Mit dem nahen Kraftwerks-Aus zum 31.12.2028 stellt sich die Frage nach der sicheren und bezahlbaren Fernwärmebereitstellung sowohl für die Bewohner in der AWS, für viele Eigenheimbesitzer, die an die Fernwärme angeschlossen wurden, als auch für andere städtische Bereiche, wie z. B. das Einzugsgebiet Amtsverwaltung/Dammzollstraße.
Seit seiner Inbetriebnahme versorgte das Kraftwerk Jänschwalde über 40 Jahre lang die Fernwärmenetze von Cottbus und Peitz zuverlässig mit preiswerter Wärme durch die Entnahme von Dampf aus den für die Stromerzeugung verwendeten Dampfturbinen. Schon deutlich vor dem geplanten Aus der braunkohlebasierten Stromproduktion kündigte die LEAG den Kommunen an allen Lausitzer Kraftwerksstandorten, also auch der Stadt Peitz, die Fernwärmeversorgung zum 30.04.2026. Der Hintergrund für diese Entscheidung ist das in den sonnenreichen Monaten häufig vorkommende Überangebot regenerativer Energie aus Wind und Sonne im Stromnetz, welches zu einem extremen Absinken der Strompreise, die an den Strombörsen viertelstündlich aktualisiert werden, führt. Da in diesen Phasen ein wirtschaftlicher Kraftwerksbetrieb nicht möglich ist, kommt es zu einem kompletten Herunterfahren der Dampfturbinen und der Kraftwerkskessel und damit auch der Fernwärmeproduktion. Eine über das ganze Jahr bedarfsgerechte Fernwärmeversorgung ist in der bisherigen Art und Weise nicht mehr möglich.

## AUFGABENSTELLUNG
1 - Zu welchem Datum kündigte die LEAG laut dem Text über die Fernwärme in Peitz den Kommunen die Fernwärmeversorgung?
2 - Zähle alle Gruppen und Bereiche auf, für die sich laut dem Text über die Fernwärme in Peitz die Frage nach einer sicheren und bezahlbaren Fernwärmebereitstellung stellt.
3 - Schreibe den Text über die Fernwärme in Peitz im Anschluss an seinen letzten Satz weiter.

## QUELLDATEN
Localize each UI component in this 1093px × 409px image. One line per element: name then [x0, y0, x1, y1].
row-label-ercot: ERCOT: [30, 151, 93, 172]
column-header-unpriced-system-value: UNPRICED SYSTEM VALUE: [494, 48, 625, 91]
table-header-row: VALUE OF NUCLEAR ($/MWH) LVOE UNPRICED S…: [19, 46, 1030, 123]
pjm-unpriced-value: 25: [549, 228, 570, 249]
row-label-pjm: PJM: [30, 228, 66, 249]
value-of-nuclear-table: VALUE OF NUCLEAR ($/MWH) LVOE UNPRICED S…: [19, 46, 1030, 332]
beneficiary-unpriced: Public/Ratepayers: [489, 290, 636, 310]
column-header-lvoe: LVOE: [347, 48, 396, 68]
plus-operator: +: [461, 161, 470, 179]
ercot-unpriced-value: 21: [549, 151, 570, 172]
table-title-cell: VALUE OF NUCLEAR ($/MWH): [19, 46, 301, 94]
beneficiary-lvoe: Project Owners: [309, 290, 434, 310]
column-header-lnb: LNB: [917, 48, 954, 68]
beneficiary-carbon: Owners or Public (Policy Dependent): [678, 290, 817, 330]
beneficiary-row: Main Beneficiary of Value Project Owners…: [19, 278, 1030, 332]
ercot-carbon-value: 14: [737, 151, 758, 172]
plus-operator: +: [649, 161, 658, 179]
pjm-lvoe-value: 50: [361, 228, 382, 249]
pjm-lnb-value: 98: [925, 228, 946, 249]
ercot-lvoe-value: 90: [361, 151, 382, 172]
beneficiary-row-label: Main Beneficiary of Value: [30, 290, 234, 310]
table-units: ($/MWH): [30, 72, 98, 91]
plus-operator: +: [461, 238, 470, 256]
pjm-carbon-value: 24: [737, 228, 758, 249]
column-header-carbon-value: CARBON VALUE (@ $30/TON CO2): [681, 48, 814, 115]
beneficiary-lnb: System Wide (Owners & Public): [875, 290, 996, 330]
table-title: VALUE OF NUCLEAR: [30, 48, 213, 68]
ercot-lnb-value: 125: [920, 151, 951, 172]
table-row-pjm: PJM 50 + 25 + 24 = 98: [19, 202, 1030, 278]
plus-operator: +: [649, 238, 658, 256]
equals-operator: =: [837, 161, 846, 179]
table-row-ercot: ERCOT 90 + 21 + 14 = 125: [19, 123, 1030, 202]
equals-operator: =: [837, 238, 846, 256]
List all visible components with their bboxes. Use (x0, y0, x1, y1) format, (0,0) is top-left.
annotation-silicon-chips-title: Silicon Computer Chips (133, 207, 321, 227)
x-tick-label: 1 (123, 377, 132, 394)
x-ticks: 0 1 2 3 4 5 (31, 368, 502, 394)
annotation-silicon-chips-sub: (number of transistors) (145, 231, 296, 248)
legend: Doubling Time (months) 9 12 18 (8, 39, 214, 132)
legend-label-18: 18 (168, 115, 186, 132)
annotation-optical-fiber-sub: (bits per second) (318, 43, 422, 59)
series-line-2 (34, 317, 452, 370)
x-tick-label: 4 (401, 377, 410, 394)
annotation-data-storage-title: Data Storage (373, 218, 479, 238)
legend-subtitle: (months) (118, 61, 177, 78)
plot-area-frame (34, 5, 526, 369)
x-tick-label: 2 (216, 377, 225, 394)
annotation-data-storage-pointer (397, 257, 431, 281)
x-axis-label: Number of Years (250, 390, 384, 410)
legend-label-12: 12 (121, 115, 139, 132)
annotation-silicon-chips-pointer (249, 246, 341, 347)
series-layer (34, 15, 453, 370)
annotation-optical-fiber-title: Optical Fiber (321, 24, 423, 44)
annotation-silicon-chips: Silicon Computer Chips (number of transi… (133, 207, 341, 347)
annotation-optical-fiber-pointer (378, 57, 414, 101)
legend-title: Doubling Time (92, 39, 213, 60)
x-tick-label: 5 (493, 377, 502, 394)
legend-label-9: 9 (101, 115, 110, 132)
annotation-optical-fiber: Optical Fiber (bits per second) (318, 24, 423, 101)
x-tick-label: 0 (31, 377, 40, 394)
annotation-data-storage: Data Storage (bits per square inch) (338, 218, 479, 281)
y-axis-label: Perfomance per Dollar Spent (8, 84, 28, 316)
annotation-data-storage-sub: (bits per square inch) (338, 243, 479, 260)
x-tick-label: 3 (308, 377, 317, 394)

## LÖSUNGEN
1 - Zum 30.04.2026.

2 - Die Bewohner in der AWS, viele Eigenheimbesitzer, die an die Fernwärme angeschlossen wurden, und andere städtische Bereiche wie das Einzugsgebiet Amtsverwaltung/Dammzollstraße.

3 -
Der für Peitz tätige Betreiber des Wärmenetzes enviaTHERM kündigte daraufhin im März 2025 eine ölkesselbasierte Übergangslösung an, um die Wärmeversorgung von Peitz während der beschriebenen Stillstandphasen des LEAG-Kraftwerks zu gewährleisten. Im Sommer 2025 entwickelte sich daraus plötzlich ein Verdrängungskonflikt, da die LEAG die Realisierung eines ohnehin für die Eigenversorgung benötigten größeren Ölkessels vorbereitete und beabsichtigte, das Fernwärmegeschäft komplett von der enviaTHERM zu übernehmen. Direkt bei einem persönlichen Treffen angesprochen auf die Besorgnis, dass dieser Streit auf Kosten der Versorgungssicherheit der Bevölkerung der Stadt Peitz ausgetragen wird, antwortet der LEAG-Chef Herr Adi Roesch gegenüber dem Amtsdirektor: „Herr Krüger, ich verspreche Ihnen, dass die Peitzer keine kalten Füße haben werden“. Seitens der Amtsverwaltung wurde trotzdem auf eine baldige Beilegung dieses Streits und ein klärendes Gespräch zwischen allen drei Parteien gedrängt. Nach längerem Hinhalten unter Verweis auf die zuvor genannte Aussage des LEAG-Chefs fand vor wenigen Tagen, am 15.01.2026, dieses Gespräch mit der LEAG und enviaTHERM statt, zu welchem der Peitzer Bürgermeister den Amtsdirektor begleitete. In einem intensiven guten Gespräch versicherten beide Streitparteien, dass sie auf dem Weg zur vertraglichen Einigung sind und die Fernwärmeversorgung von Peitz über den 30.04.2026 hinaus gewährleistet wird. Eine entsprechende gemeinsame Presseerklärung der LEAG, der enviaTHERM und der Amtsverwaltung soll erfolgen, wenn in den nächsten Wochen der Vertrag zwischen der enviaTHERM und der LEAG unterzeichnet wurde.
Natürlich ist es dringend notwendig, dass ab diesem Zeitpunkt die mittel- und langfristigen Planungen für die Fernwärmeversorgung über den 31. Dezember 2028 hinaus intensiv angegangen werden.